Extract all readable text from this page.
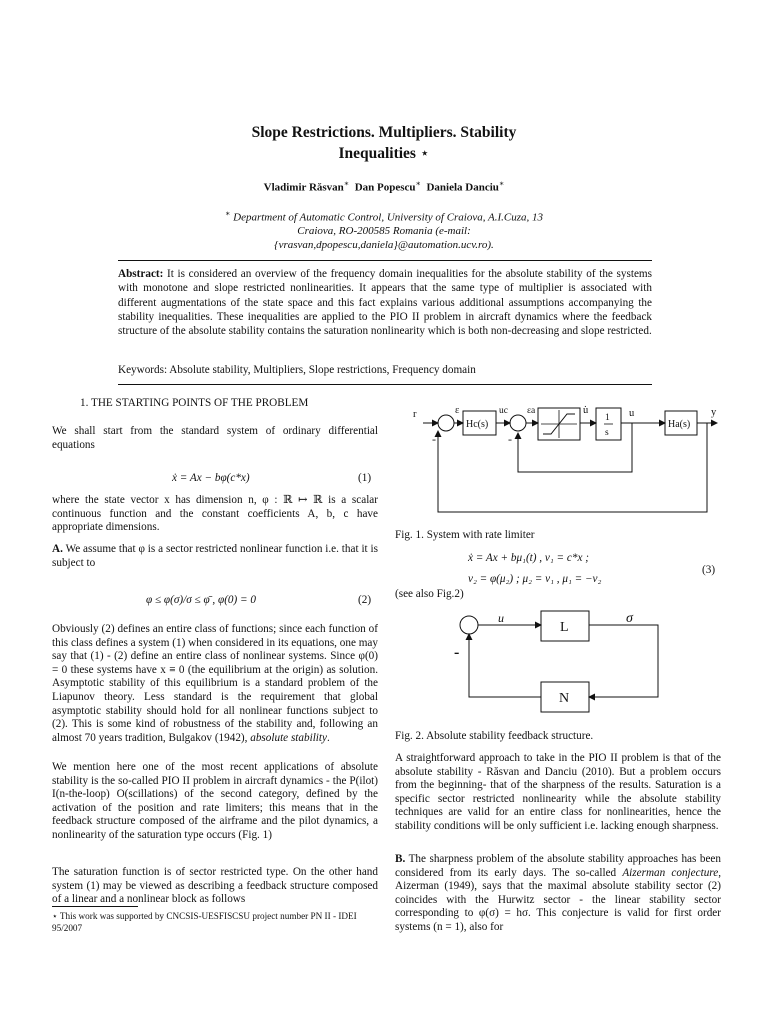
Slope Restrictions. Multipliers. Stability
Inequalities ⋆
Vladimir Răsvan∗ Dan Popescu∗ Daniela Danciu∗
∗ Department of Automatic Control, University of Craiova, A.I.Cuza, 13
Craiova, RO-200585 Romania (e-mail:
{vrasvan,dpopescu,daniela}@automation.ucv.ro).
Abstract: It is considered an overview of the frequency domain inequalities for the absolute stability of the systems with monotone and slope restricted nonlinearities. It appears that the same type of multiplier is associated with different augmentations of the state space and this fact explains various additional assumptions accompanying the stability inequalities. These inequalities are applied to the PIO II problem in aircraft dynamics where the feedback structure of the absolute stability contains the saturation nonlinearity which is both non-decreasing and slope restricted.
Keywords: Absolute stability, Multipliers, Slope restrictions, Frequency domain
1. THE STARTING POINTS OF THE PROBLEM
We shall start from the standard system of ordinary differential equations
ẋ = Ax − bφ(c*x)	(1)
where the state vector x has dimension n, φ : ℝ ↦ ℝ is a scalar continuous function and the constant coefficients A, b, c have appropriate dimensions.
A. We assume that φ is a sector restricted nonlinear function i.e. that it is subject to
φ ≤ φ(σ)/σ ≤ φ̄ , φ(0) = 0	(2)
Obviously (2) defines an entire class of functions; since each function of this class defines a system (1) when considered in its equations, one may say that (1) - (2) define an entire class of nonlinear systems. Since φ(0) = 0 these systems have x ≡ 0 (the equilibrium at the origin) as solution. Asymptotic stability of this equilibrium is a standard problem of the Liapunov theory. Less standard is the requirement that global asymptotic stability should hold for all nonlinear functions subject to (2). This is some kind of robustness of the stability and, following an almost 70 years tradition, Bulgakov (1942), absolute stability.
We mention here one of the most recent applications of absolute stability is the so-called PIO II problem in aircraft dynamics - the P(ilot) I(n-the-loop) O(scillations) of the second category, defined by the activation of the position and rate limiters; this means that in the feedback structure composed of the airframe and the pilot dynamics, a nonlinearity of the saturation type occurs (Fig. 1)
The saturation function is of sector restricted type. On the other hand system (1) may be viewed as describing a feedback structure composed of a linear and a nonlinear block as follows
⋆ This work was supported by CNCSIS-UESFISCSU project number PN II - IDEI 95/2007
r	ε
Hc(s)
uc εa	u̇
1
s
u
Ha(s)
y
-	-
Fig. 1. System with rate limiter
ẋ = Ax + bμ₁(t) , ν₁ = c*x ;
ν₂ = φ(μ₂) ; μ₂ = ν₁ , μ₁ = −ν₂
(3)
(see also Fig.2)
u	σ
L
N
-
Fig. 2. Absolute stability feedback structure.
A straightforward approach to take in the PIO II problem is that of the absolute stability - Răsvan and Danciu (2010). But a problem occurs from the beginning- that of the sharpness of the results. Saturation is a specific sector restricted nonlinearity while the absolute stability techniques are valid for an entire class for nonlinearities, hence the stability conditions will be only sufficient i.e. lacking enough sharpness.
B. The sharpness problem of the absolute stability approaches has been considered from its early days. The so-called Aizerman conjecture, Aizerman (1949), says that the maximal absolute stability sector (2) coincides with the Hurwitz sector - the linear stability sector corresponding to φ(σ) = hσ. This conjecture is valid for first order systems (n = 1), also for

◇ ◇ ◇

Take the entries shown above and quote them verbatim, passing over the pictures.

■ Task result ■
Extract all readable text from this page.
Slope Restrictions. Multipliers. Stability
Inequalities ⋆
Vladimir Răsvan∗ Dan Popescu∗ Daniela Danciu∗
∗ Department of Automatic Control, University of Craiova, A.I.Cuza, 13
Craiova, RO-200585 Romania (e-mail:
{vrasvan,dpopescu,daniela}@automation.ucv.ro).
Abstract: It is considered an overview of the frequency domain inequalities for the absolute stability of the systems with monotone and slope restricted nonlinearities. It appears that the same type of multiplier is associated with different augmentations of the state space and this fact explains various additional assumptions accompanying the stability inequalities. These inequalities are applied to the PIO II problem in aircraft dynamics where the feedback structure of the absolute stability contains the saturation nonlinearity which is both non-decreasing and slope restricted.
Keywords: Absolute stability, Multipliers, Slope restrictions, Frequency domain
1. THE STARTING POINTS OF THE PROBLEM
We shall start from the standard system of ordinary differential equations
ẋ = Ax − bφ(c*x)	(1)
where the state vector x has dimension n, φ : ℝ ↦ ℝ is a scalar continuous function and the constant coefficients A, b, c have appropriate dimensions.
A. We assume that φ is a sector restricted nonlinear function i.e. that it is subject to
φ ≤ φ(σ)/σ ≤ φ̄ , φ(0) = 0	(2)
Obviously (2) defines an entire class of functions; since each function of this class defines a system (1) when considered in its equations, one may say that (1) - (2) define an entire class of nonlinear systems. Since φ(0) = 0 these systems have x ≡ 0 (the equilibrium at the origin) as solution. Asymptotic stability of this equilibrium is a standard problem of the Liapunov theory. Less standard is the requirement that global asymptotic stability should hold for all nonlinear functions subject to (2). This is some kind of robustness of the stability and, following an almost 70 years tradition, Bulgakov (1942), absolute stability.
We mention here one of the most recent applications of absolute stability is the so-called PIO II problem in aircraft dynamics - the P(ilot) I(n-the-loop) O(scillations) of the second category, defined by the activation of the position and rate limiters; this means that in the feedback structure composed of the airframe and the pilot dynamics, a nonlinearity of the saturation type occurs (Fig. 1)
The saturation function is of sector restricted type. On the other hand system (1) may be viewed as describing a feedback structure composed of a linear and a nonlinear block as follows
⋆ This work was supported by CNCSIS-UESFISCSU project number PN II - IDEI 95/2007
r	ε
Hc(s)
uc εa	u̇
1
s
u
Ha(s)
y
-	-
Fig. 1. System with rate limiter
ẋ = Ax + bμ₁(t) , ν₁ = c*x ;
ν₂ = φ(μ₂) ; μ₂ = ν₁ , μ₁ = −ν₂
(3)
(see also Fig.2)
u	σ
L
N
-
Fig. 2. Absolute stability feedback structure.
A straightforward approach to take in the PIO II problem is that of the absolute stability - Răsvan and Danciu (2010). But a problem occurs from the beginning- that of the sharpness of the results. Saturation is a specific sector restricted nonlinearity while the absolute stability techniques are valid for an entire class for nonlinearities, hence the stability conditions will be only sufficient i.e. lacking enough sharpness.
B. The sharpness problem of the absolute stability approaches has been considered from its early days. The so-called Aizerman conjecture, Aizerman (1949), says that the maximal absolute stability sector (2) coincides with the Hurwitz sector - the linear stability sector corresponding to φ(σ) = hσ. This conjecture is valid for first order systems (n = 1), also for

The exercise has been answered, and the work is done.